Problem requirements
Every line below containing the word "title" should be found and copied.

Figure content listings

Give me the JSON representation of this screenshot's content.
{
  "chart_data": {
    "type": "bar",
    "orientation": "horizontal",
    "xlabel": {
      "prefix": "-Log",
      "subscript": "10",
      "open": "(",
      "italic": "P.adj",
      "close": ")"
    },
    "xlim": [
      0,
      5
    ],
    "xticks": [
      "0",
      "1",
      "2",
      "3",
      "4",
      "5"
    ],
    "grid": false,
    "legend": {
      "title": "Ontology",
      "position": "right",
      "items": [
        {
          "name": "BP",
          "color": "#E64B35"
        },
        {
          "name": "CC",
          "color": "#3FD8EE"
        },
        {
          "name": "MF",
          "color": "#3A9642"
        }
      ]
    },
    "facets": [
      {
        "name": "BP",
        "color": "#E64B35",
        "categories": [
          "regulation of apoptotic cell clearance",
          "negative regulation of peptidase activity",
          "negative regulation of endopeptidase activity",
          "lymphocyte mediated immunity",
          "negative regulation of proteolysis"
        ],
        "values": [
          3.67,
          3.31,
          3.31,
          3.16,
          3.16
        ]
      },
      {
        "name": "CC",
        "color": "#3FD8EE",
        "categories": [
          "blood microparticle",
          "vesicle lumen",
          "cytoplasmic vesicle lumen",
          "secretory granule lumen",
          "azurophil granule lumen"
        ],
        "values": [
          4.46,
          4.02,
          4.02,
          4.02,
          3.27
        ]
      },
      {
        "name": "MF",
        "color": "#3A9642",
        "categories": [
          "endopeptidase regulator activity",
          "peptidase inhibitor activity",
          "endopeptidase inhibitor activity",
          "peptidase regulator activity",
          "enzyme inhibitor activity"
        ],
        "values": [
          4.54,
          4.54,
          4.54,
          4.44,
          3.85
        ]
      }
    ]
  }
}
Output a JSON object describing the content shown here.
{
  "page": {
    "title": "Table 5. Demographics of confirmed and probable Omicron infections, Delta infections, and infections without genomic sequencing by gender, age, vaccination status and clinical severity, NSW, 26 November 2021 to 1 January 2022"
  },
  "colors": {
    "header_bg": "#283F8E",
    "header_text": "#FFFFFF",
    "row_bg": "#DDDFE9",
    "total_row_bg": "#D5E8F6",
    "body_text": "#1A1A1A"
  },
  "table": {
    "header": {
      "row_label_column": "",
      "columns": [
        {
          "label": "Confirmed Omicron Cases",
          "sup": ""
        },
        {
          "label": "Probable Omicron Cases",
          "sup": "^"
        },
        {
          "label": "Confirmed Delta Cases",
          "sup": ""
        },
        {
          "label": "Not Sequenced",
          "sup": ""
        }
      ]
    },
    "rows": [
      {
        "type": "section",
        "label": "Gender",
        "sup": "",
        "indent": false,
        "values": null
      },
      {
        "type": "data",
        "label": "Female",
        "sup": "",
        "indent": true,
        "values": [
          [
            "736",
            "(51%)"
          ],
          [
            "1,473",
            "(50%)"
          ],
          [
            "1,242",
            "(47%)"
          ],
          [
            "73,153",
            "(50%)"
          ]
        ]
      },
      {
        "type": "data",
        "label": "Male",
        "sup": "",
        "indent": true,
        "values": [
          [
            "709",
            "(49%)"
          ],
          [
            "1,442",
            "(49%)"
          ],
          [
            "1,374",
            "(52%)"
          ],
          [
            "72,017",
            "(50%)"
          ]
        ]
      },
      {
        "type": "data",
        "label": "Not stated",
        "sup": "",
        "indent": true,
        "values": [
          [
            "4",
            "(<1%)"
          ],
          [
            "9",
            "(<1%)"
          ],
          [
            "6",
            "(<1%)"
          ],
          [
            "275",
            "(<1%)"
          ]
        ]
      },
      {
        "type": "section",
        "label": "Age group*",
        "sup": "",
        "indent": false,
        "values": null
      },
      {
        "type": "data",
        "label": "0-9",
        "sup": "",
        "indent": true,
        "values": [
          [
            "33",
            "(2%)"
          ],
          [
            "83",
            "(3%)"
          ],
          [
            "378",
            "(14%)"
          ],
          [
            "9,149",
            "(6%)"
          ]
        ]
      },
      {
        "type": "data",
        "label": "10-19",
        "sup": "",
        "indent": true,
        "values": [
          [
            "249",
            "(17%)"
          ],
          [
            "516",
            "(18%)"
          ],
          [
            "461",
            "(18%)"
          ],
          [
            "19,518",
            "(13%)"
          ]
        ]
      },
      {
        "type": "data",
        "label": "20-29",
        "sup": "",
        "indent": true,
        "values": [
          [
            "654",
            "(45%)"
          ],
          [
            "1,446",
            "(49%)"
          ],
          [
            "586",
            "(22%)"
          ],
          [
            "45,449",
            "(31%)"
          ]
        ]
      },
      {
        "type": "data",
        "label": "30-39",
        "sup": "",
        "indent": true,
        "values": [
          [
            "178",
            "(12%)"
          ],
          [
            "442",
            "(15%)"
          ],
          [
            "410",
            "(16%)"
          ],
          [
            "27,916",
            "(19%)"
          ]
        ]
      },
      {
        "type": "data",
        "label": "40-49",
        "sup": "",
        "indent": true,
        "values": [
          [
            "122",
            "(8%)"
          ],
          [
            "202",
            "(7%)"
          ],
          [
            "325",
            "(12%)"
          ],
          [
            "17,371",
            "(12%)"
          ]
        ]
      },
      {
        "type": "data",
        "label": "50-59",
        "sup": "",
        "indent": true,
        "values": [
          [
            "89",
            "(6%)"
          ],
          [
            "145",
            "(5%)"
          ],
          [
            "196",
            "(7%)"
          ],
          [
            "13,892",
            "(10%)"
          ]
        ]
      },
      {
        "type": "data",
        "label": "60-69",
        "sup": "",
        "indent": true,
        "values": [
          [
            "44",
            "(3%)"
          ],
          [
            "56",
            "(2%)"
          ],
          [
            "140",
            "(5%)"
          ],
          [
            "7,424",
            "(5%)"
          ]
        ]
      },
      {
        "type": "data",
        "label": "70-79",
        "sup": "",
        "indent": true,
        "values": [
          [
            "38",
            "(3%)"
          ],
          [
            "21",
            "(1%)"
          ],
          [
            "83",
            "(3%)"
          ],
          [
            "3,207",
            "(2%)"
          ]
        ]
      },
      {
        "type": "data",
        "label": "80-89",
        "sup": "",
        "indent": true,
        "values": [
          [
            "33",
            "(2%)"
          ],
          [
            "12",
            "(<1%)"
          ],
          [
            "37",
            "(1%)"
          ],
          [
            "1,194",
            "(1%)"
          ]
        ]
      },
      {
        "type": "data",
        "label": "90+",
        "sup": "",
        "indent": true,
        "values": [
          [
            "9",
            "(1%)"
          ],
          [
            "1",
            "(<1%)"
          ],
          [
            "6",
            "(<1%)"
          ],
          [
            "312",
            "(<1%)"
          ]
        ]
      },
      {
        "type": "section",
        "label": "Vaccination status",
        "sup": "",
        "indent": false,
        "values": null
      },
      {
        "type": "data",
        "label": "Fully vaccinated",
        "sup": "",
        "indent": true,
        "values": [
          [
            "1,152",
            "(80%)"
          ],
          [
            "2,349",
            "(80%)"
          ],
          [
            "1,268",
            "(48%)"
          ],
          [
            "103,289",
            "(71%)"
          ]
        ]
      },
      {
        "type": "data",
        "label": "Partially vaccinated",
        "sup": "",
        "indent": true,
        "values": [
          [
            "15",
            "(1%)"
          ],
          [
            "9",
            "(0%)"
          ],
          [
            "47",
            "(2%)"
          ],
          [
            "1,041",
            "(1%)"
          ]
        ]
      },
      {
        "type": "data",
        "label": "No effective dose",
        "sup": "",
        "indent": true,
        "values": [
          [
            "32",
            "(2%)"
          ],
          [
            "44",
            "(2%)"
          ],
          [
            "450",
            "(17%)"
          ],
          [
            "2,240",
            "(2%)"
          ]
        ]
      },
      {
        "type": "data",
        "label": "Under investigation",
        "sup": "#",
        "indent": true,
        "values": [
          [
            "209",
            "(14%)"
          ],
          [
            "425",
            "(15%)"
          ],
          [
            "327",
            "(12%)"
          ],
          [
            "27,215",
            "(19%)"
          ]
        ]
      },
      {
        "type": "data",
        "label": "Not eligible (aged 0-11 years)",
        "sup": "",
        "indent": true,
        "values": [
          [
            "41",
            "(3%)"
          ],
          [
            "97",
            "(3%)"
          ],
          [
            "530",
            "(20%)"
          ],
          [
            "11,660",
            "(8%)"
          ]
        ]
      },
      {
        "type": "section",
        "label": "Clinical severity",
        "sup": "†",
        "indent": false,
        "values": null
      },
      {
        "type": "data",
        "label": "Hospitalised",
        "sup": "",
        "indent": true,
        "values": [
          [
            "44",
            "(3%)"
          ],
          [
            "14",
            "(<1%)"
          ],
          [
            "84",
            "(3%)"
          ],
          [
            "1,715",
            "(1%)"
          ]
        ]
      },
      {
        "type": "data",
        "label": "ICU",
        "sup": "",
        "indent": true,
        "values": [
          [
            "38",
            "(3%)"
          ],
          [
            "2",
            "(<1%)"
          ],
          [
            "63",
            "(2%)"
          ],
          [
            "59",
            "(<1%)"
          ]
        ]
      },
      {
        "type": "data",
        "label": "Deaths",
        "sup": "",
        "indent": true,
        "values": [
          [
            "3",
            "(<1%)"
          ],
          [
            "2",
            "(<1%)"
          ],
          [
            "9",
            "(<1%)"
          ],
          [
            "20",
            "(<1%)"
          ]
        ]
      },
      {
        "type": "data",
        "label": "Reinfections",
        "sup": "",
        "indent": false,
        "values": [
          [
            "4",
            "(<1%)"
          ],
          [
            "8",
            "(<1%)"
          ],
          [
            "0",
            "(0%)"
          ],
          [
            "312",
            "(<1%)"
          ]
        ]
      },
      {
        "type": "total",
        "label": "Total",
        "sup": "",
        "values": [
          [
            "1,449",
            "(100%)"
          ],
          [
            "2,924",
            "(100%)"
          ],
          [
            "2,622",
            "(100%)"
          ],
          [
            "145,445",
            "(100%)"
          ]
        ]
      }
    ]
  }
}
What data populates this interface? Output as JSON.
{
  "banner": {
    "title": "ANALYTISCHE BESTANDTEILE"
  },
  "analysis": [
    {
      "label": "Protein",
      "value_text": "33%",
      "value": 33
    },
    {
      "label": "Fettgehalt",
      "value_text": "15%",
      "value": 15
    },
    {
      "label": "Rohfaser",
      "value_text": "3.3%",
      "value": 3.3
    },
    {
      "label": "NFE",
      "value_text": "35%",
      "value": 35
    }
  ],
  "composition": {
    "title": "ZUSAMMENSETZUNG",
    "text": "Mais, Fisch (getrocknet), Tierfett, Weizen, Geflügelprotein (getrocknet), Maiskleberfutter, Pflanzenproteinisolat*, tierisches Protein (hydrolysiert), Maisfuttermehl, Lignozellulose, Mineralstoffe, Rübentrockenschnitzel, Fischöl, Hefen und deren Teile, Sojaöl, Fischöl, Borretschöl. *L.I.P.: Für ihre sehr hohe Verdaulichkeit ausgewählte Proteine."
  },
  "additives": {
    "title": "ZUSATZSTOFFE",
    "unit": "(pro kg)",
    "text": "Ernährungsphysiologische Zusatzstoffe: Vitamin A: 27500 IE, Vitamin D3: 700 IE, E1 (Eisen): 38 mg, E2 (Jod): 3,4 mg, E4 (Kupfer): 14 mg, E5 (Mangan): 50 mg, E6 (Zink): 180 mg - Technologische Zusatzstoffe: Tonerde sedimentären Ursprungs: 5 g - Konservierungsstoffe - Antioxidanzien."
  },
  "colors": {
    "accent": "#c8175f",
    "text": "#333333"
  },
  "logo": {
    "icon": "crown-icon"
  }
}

The completed task
      "title": "Ontology",
    "title": "Table 5. Demographics of confirmed and probable Omicron infections, Delta infections, and infections without genomic sequencing by gender, age, vaccination status and clinical severity, NSW, 26 November 2021 to 1 January 2022"
    "title": "ANALYTISCHE BESTANDTEILE"
    "title": "ZUSAMMENSETZUNG",
    "title": "ZUSATZSTOFFE",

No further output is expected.